(Records about charts and figures)
- - - -

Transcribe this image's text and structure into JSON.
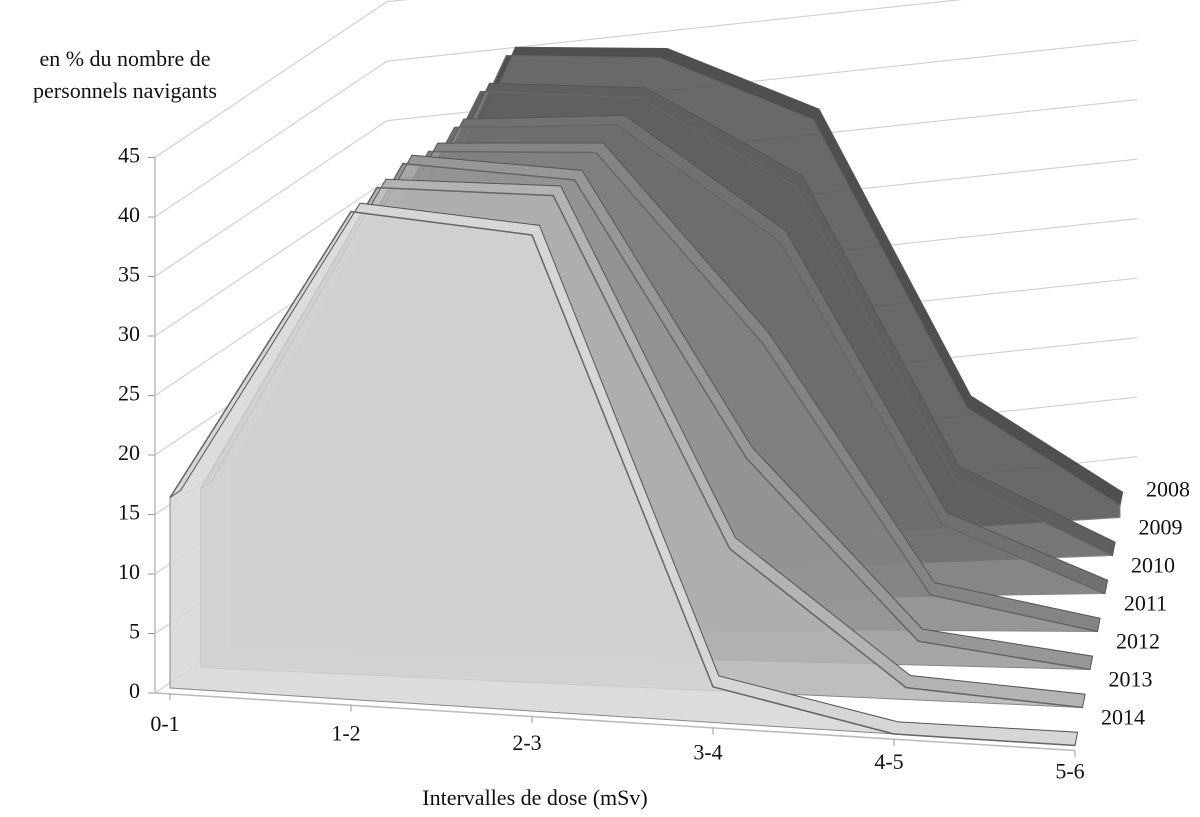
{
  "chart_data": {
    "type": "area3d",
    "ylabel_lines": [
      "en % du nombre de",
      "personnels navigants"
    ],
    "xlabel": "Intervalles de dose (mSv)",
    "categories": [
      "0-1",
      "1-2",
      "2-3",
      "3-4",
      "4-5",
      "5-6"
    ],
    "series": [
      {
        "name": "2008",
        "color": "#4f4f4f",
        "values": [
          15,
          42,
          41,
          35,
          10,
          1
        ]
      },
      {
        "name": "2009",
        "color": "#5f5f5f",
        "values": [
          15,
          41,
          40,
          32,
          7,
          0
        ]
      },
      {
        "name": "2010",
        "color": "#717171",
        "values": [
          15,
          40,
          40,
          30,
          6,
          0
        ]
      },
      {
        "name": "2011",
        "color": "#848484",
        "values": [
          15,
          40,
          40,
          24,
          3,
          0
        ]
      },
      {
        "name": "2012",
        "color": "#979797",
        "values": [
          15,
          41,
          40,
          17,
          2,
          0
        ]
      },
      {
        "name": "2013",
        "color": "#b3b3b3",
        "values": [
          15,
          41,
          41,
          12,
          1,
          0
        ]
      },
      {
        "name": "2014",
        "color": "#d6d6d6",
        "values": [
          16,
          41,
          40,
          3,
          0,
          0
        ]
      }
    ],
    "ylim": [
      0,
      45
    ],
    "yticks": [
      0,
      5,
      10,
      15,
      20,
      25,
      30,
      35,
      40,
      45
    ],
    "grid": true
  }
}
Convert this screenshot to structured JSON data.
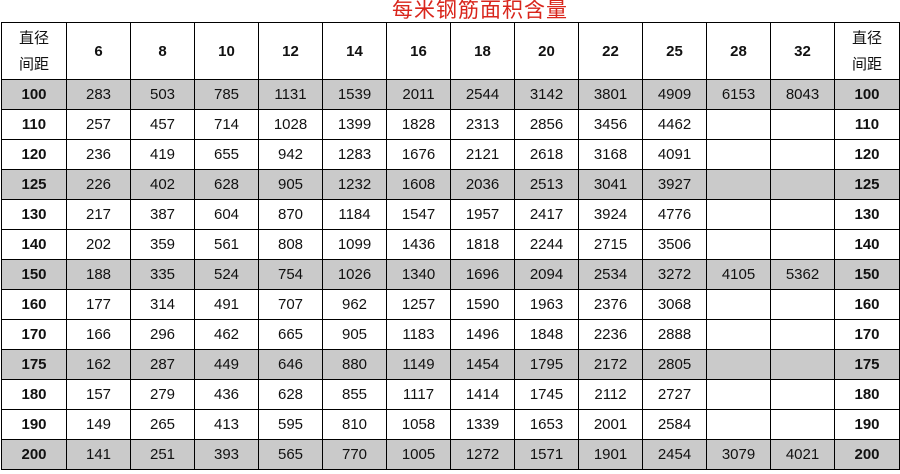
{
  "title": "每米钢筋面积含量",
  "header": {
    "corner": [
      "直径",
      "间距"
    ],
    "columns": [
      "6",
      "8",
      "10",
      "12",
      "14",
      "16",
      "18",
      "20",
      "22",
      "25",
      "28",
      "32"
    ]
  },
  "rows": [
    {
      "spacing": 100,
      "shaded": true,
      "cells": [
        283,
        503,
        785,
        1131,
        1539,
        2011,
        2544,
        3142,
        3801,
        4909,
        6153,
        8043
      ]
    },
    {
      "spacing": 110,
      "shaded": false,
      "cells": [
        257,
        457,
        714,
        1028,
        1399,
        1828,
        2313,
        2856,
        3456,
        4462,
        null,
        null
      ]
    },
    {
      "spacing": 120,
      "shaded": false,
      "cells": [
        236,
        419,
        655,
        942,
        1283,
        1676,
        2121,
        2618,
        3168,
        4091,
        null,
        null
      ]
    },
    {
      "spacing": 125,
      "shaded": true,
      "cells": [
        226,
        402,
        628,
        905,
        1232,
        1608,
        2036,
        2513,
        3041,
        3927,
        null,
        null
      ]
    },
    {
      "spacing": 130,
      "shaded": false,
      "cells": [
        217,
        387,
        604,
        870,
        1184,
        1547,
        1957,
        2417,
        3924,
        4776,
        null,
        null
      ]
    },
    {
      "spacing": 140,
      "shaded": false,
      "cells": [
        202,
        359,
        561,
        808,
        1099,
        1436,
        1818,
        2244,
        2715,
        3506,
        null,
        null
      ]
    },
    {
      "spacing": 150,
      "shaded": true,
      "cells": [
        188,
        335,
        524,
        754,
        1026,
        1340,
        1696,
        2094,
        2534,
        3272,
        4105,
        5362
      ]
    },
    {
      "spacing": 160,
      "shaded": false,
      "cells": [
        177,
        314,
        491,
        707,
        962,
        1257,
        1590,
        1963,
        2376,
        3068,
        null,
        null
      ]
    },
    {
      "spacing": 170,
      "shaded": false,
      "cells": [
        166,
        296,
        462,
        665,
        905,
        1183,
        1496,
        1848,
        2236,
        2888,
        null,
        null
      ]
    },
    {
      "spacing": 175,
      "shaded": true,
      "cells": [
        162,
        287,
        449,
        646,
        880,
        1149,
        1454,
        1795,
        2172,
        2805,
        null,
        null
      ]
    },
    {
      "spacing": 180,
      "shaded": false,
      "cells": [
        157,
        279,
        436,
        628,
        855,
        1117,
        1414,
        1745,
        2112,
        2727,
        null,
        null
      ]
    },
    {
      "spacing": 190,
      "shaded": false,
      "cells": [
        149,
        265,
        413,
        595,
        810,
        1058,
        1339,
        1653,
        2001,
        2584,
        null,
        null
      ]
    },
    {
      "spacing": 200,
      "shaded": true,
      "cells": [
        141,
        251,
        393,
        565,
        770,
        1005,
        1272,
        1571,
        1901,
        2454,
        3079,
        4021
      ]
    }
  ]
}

- - - -

Reproduce the data above in full, exactly as it is, with the pictures left out.

Transcribe this image's text and structure into JSON.
{
  "chart_data": {
    "type": "area3d",
    "ylabel_lines": [
      "en % du nombre de",
      "personnels navigants"
    ],
    "xlabel": "Intervalles de dose (mSv)",
    "categories": [
      "0-1",
      "1-2",
      "2-3",
      "3-4",
      "4-5",
      "5-6"
    ],
    "series": [
      {
        "name": "2008",
        "color": "#4f4f4f",
        "values": [
          15,
          42,
          41,
          35,
          10,
          1
        ]
      },
      {
        "name": "2009",
        "color": "#5f5f5f",
        "values": [
          15,
          41,
          40,
          32,
          7,
          0
        ]
      },
      {
        "name": "2010",
        "color": "#717171",
        "values": [
          15,
          40,
          40,
          30,
          6,
          0
        ]
      },
      {
        "name": "2011",
        "color": "#848484",
        "values": [
          15,
          40,
          40,
          24,
          3,
          0
        ]
      },
      {
        "name": "2012",
        "color": "#979797",
        "values": [
          15,
          41,
          40,
          17,
          2,
          0
        ]
      },
      {
        "name": "2013",
        "color": "#b3b3b3",
        "values": [
          15,
          41,
          41,
          12,
          1,
          0
        ]
      },
      {
        "name": "2014",
        "color": "#d6d6d6",
        "values": [
          16,
          41,
          40,
          3,
          0,
          0
        ]
      }
    ],
    "ylim": [
      0,
      45
    ],
    "yticks": [
      0,
      5,
      10,
      15,
      20,
      25,
      30,
      35,
      40,
      45
    ],
    "grid": true
  }
}
Convert this screenshot to structured JSON data.
{
  "title": "每米钢筋面积含量",
  "header": {
    "corner": [
      "直径",
      "间距"
    ],
    "columns": [
      "6",
      "8",
      "10",
      "12",
      "14",
      "16",
      "18",
      "20",
      "22",
      "25",
      "28",
      "32"
    ]
  },
  "rows": [
    {
      "spacing": 100,
      "shaded": true,
      "cells": [
        283,
        503,
        785,
        1131,
        1539,
        2011,
        2544,
        3142,
        3801,
        4909,
        6153,
        8043
      ]
    },
    {
      "spacing": 110,
      "shaded": false,
      "cells": [
        257,
        457,
        714,
        1028,
        1399,
        1828,
        2313,
        2856,
        3456,
        4462,
        null,
        null
      ]
    },
    {
      "spacing": 120,
      "shaded": false,
      "cells": [
        236,
        419,
        655,
        942,
        1283,
        1676,
        2121,
        2618,
        3168,
        4091,
        null,
        null
      ]
    },
    {
      "spacing": 125,
      "shaded": true,
      "cells": [
        226,
        402,
        628,
        905,
        1232,
        1608,
        2036,
        2513,
        3041,
        3927,
        null,
        null
      ]
    },
    {
      "spacing": 130,
      "shaded": false,
      "cells": [
        217,
        387,
        604,
        870,
        1184,
        1547,
        1957,
        2417,
        3924,
        4776,
        null,
        null
      ]
    },
    {
      "spacing": 140,
      "shaded": false,
      "cells": [
        202,
        359,
        561,
        808,
        1099,
        1436,
        1818,
        2244,
        2715,
        3506,
        null,
        null
      ]
    },
    {
      "spacing": 150,
      "shaded": true,
      "cells": [
        188,
        335,
        524,
        754,
        1026,
        1340,
        1696,
        2094,
        2534,
        3272,
        4105,
        5362
      ]
    },
    {
      "spacing": 160,
      "shaded": false,
      "cells": [
        177,
        314,
        491,
        707,
        962,
        1257,
        1590,
        1963,
        2376,
        3068,
        null,
        null
      ]
    },
    {
      "spacing": 170,
      "shaded": false,
      "cells": [
        166,
        296,
        462,
        665,
        905,
        1183,
        1496,
        1848,
        2236,
        2888,
        null,
        null
      ]
    },
    {
      "spacing": 175,
      "shaded": true,
      "cells": [
        162,
        287,
        449,
        646,
        880,
        1149,
        1454,
        1795,
        2172,
        2805,
        null,
        null
      ]
    },
    {
      "spacing": 180,
      "shaded": false,
      "cells": [
        157,
        279,
        436,
        628,
        855,
        1117,
        1414,
        1745,
        2112,
        2727,
        null,
        null
      ]
    },
    {
      "spacing": 190,
      "shaded": false,
      "cells": [
        149,
        265,
        413,
        595,
        810,
        1058,
        1339,
        1653,
        2001,
        2584,
        null,
        null
      ]
    },
    {
      "spacing": 200,
      "shaded": true,
      "cells": [
        141,
        251,
        393,
        565,
        770,
        1005,
        1272,
        1571,
        1901,
        2454,
        3079,
        4021
      ]
    }
  ]
}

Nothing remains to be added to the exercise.